_Required task:_
Leave out the pictures and transcribe everything else exactly.

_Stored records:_
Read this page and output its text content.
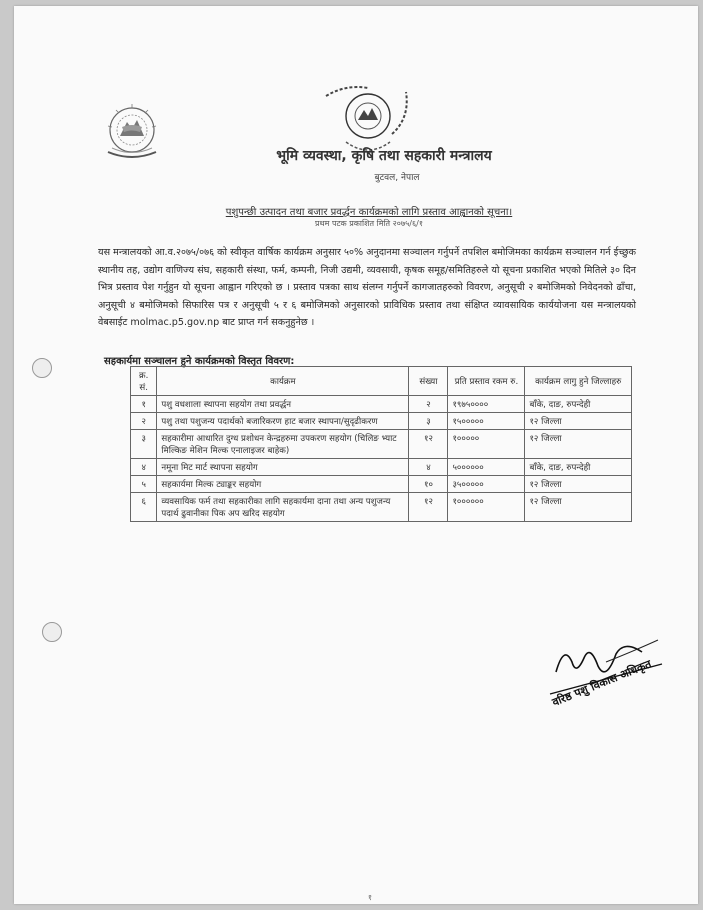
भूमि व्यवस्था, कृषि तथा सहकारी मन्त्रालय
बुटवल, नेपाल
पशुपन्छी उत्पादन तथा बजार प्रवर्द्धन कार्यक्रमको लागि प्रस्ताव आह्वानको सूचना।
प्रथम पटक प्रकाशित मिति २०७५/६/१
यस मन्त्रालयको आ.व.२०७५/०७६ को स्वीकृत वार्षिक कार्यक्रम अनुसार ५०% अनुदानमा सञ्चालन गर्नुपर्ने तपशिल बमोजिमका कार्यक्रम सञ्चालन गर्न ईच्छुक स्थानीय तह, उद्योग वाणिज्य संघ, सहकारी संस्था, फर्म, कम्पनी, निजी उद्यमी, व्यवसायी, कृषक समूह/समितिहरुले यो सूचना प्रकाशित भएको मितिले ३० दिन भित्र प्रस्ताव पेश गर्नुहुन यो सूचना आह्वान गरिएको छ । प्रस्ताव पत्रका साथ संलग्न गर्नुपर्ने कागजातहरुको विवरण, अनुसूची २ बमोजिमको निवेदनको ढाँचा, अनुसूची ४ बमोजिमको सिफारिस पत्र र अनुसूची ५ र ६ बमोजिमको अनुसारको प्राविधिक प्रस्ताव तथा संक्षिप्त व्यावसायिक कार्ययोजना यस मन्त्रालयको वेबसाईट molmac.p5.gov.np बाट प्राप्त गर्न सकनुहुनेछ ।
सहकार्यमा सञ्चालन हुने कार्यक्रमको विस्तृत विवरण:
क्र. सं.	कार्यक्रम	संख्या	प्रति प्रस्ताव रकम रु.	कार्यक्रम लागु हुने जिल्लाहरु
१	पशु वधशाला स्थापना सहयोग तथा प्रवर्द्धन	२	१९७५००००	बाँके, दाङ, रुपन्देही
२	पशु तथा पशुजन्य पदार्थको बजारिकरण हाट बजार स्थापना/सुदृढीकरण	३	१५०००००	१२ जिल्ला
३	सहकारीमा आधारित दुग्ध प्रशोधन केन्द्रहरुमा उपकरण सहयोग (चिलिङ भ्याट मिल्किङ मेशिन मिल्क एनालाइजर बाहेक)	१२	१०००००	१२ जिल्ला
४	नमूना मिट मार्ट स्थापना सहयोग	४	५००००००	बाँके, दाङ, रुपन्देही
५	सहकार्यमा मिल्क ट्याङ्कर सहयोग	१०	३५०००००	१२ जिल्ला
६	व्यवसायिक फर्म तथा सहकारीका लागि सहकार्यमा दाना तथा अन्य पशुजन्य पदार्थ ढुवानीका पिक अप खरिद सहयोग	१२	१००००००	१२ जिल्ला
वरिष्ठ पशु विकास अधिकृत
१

_Written solution:_
Read this page and output its text content.
भूमि व्यवस्था, कृषि तथा सहकारी मन्त्रालय
बुटवल, नेपाल
पशुपन्छी उत्पादन तथा बजार प्रवर्द्धन कार्यक्रमको लागि प्रस्ताव आह्वानको सूचना।
प्रथम पटक प्रकाशित मिति २०७५/६/१
यस मन्त्रालयको आ.व.२०७५/०७६ को स्वीकृत वार्षिक कार्यक्रम अनुसार ५०% अनुदानमा सञ्चालन गर्नुपर्ने तपशिल बमोजिमका कार्यक्रम सञ्चालन गर्न ईच्छुक स्थानीय तह, उद्योग वाणिज्य संघ, सहकारी संस्था, फर्म, कम्पनी, निजी उद्यमी, व्यवसायी, कृषक समूह/समितिहरुले यो सूचना प्रकाशित भएको मितिले ३० दिन भित्र प्रस्ताव पेश गर्नुहुन यो सूचना आह्वान गरिएको छ । प्रस्ताव पत्रका साथ संलग्न गर्नुपर्ने कागजातहरुको विवरण, अनुसूची २ बमोजिमको निवेदनको ढाँचा, अनुसूची ४ बमोजिमको सिफारिस पत्र र अनुसूची ५ र ६ बमोजिमको अनुसारको प्राविधिक प्रस्ताव तथा संक्षिप्त व्यावसायिक कार्ययोजना यस मन्त्रालयको वेबसाईट molmac.p5.gov.np बाट प्राप्त गर्न सकनुहुनेछ ।
सहकार्यमा सञ्चालन हुने कार्यक्रमको विस्तृत विवरण:
क्र. सं.	कार्यक्रम	संख्या	प्रति प्रस्ताव रकम रु.	कार्यक्रम लागु हुने जिल्लाहरु
१	पशु वधशाला स्थापना सहयोग तथा प्रवर्द्धन	२	१९७५००००	बाँके, दाङ, रुपन्देही
२	पशु तथा पशुजन्य पदार्थको बजारिकरण हाट बजार स्थापना/सुदृढीकरण	३	१५०००००	१२ जिल्ला
३	सहकारीमा आधारित दुग्ध प्रशोधन केन्द्रहरुमा उपकरण सहयोग (चिलिङ भ्याट मिल्किङ मेशिन मिल्क एनालाइजर बाहेक)	१२	१०००००	१२ जिल्ला
४	नमूना मिट मार्ट स्थापना सहयोग	४	५००००००	बाँके, दाङ, रुपन्देही
५	सहकार्यमा मिल्क ट्याङ्कर सहयोग	१०	३५०००००	१२ जिल्ला
६	व्यवसायिक फर्म तथा सहकारीका लागि सहकार्यमा दाना तथा अन्य पशुजन्य पदार्थ ढुवानीका पिक अप खरिद सहयोग	१२	१००००००	१२ जिल्ला
वरिष्ठ पशु विकास अधिकृत
१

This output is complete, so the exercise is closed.